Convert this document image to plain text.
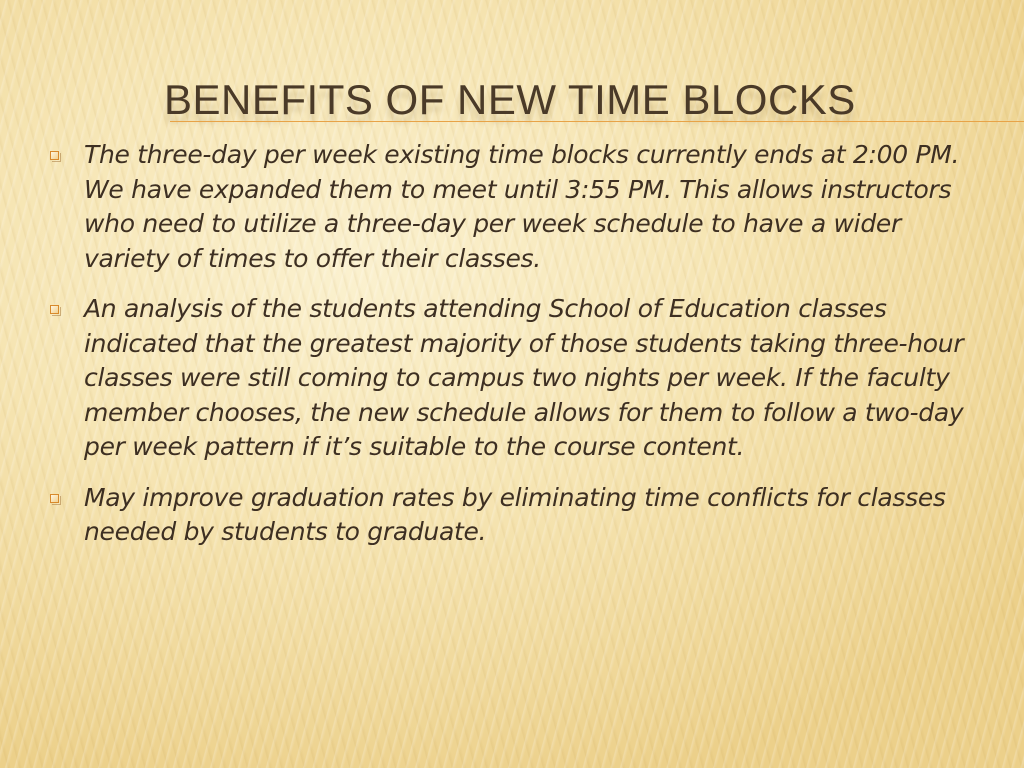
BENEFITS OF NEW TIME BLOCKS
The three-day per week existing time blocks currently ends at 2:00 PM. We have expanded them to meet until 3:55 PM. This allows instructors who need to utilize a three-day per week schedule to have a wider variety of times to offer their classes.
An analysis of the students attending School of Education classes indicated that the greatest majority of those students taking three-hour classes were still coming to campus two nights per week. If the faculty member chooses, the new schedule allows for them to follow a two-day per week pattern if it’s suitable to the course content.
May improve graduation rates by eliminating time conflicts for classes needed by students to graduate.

----

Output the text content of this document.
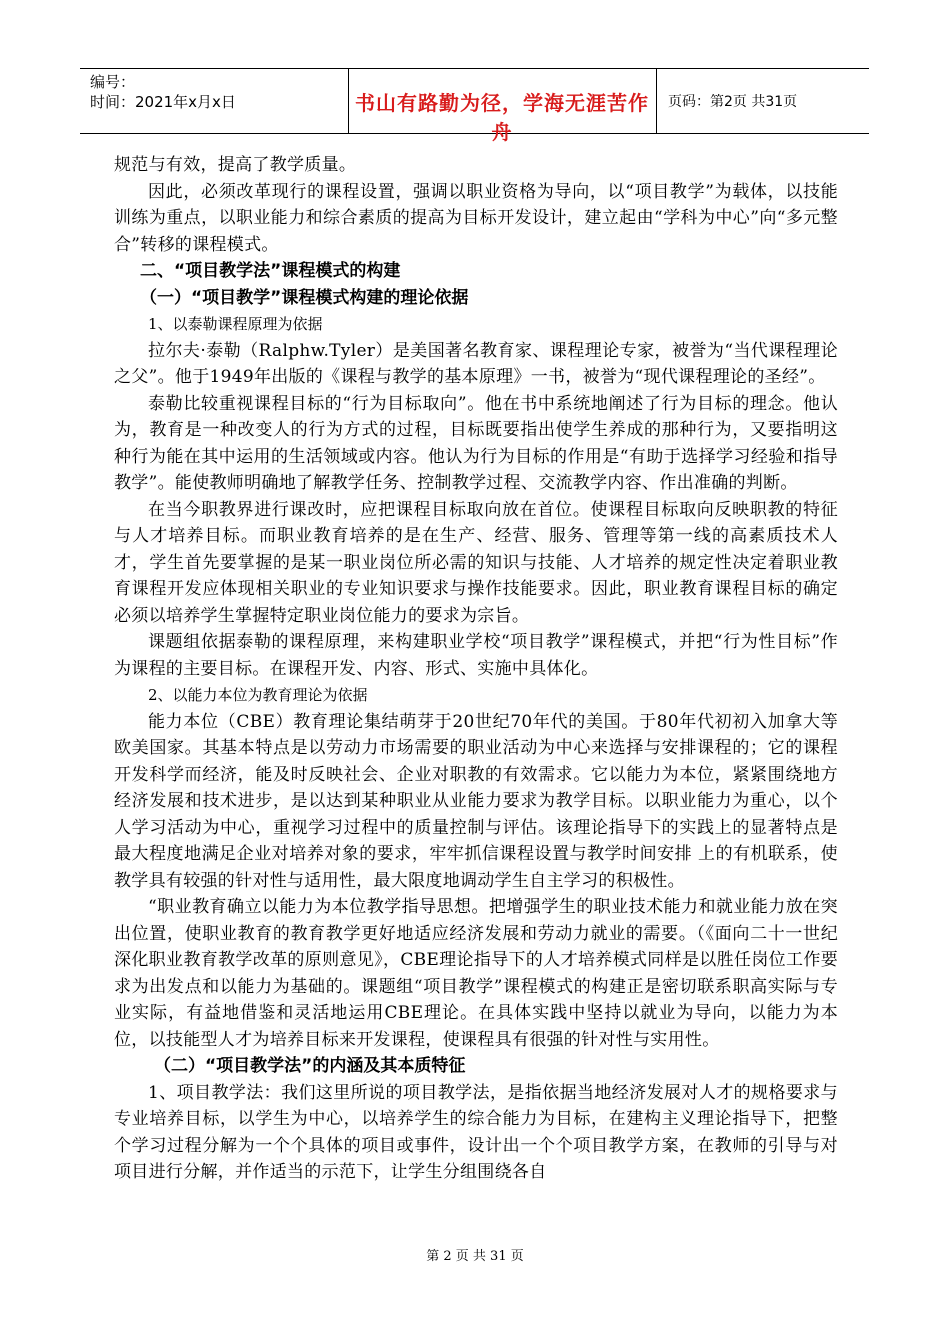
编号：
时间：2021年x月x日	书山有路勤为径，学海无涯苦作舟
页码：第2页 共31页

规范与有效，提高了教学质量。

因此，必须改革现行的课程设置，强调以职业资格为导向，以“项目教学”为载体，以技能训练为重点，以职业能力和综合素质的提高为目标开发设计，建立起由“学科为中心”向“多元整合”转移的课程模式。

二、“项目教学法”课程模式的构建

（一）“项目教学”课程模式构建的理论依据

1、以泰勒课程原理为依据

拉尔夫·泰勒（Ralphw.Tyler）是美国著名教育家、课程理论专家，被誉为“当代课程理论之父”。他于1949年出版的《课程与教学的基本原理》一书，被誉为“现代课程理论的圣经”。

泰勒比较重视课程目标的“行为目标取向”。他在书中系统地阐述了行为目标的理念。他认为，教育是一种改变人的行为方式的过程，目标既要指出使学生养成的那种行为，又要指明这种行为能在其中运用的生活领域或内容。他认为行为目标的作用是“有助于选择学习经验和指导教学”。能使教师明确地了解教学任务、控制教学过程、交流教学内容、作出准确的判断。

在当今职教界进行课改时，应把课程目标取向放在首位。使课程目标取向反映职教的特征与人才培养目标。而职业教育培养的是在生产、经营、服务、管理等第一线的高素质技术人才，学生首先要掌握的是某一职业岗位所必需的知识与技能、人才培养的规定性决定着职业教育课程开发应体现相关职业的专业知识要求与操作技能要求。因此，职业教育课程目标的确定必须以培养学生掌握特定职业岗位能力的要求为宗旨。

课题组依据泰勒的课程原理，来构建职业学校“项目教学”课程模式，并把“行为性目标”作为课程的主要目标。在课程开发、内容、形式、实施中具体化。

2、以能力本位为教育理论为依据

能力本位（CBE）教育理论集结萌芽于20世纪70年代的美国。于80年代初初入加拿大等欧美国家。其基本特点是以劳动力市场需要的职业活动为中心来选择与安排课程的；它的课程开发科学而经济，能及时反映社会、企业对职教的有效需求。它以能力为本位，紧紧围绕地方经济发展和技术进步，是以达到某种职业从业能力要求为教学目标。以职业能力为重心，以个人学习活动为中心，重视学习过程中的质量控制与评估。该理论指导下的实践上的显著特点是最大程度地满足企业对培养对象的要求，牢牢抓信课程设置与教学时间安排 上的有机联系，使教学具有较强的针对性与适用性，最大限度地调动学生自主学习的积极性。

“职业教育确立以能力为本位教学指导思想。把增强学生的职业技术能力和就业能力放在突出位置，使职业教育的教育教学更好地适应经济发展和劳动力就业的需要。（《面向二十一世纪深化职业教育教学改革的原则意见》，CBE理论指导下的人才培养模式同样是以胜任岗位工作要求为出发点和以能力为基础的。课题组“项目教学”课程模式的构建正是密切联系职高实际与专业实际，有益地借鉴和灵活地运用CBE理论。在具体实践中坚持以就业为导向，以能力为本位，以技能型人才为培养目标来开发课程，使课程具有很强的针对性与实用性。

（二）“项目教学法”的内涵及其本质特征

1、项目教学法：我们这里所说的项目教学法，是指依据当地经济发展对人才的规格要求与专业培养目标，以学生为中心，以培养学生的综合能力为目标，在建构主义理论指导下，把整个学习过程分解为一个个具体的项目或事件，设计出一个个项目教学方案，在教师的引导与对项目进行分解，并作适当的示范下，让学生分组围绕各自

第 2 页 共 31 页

----

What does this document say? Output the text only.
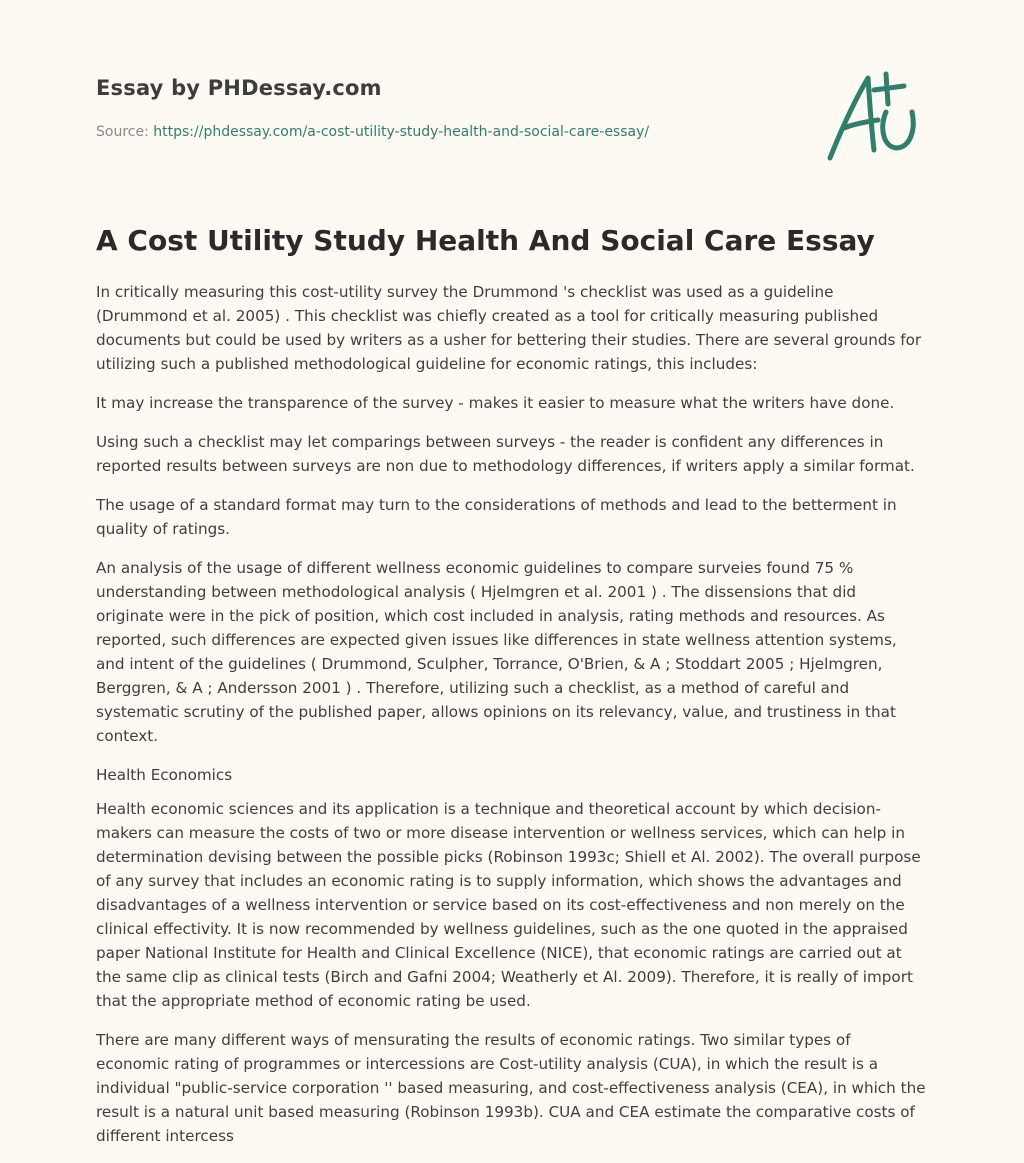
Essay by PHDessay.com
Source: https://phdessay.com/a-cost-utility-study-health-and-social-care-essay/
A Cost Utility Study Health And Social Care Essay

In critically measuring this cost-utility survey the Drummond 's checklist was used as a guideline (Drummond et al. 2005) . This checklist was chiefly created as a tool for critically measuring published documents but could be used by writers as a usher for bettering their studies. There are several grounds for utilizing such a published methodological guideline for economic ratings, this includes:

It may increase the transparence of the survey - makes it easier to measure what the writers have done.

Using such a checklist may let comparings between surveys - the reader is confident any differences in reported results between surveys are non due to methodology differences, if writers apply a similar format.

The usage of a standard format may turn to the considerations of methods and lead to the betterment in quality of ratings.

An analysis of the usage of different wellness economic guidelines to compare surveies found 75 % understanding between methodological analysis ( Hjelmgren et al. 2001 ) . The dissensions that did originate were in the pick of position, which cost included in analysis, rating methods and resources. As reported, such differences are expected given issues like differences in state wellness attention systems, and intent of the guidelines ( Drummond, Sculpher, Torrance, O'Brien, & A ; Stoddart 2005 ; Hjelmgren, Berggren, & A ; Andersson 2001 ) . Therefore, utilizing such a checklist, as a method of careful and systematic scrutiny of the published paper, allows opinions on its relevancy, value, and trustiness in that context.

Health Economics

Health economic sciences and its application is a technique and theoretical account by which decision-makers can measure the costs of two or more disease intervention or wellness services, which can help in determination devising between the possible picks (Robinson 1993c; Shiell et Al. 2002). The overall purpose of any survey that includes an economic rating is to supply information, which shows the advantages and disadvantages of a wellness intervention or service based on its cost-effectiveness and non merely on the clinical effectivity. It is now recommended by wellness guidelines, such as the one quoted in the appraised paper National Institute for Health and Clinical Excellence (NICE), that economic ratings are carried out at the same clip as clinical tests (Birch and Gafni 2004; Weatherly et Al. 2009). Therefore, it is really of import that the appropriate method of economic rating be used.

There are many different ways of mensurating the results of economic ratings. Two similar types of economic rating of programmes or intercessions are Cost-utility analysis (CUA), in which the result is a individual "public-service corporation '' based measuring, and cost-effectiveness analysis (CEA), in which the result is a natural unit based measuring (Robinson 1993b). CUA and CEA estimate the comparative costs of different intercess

----

• **Goal of the exercise**: Give only the number of lines above that hold the string "Output".

• **Answer in full**: 2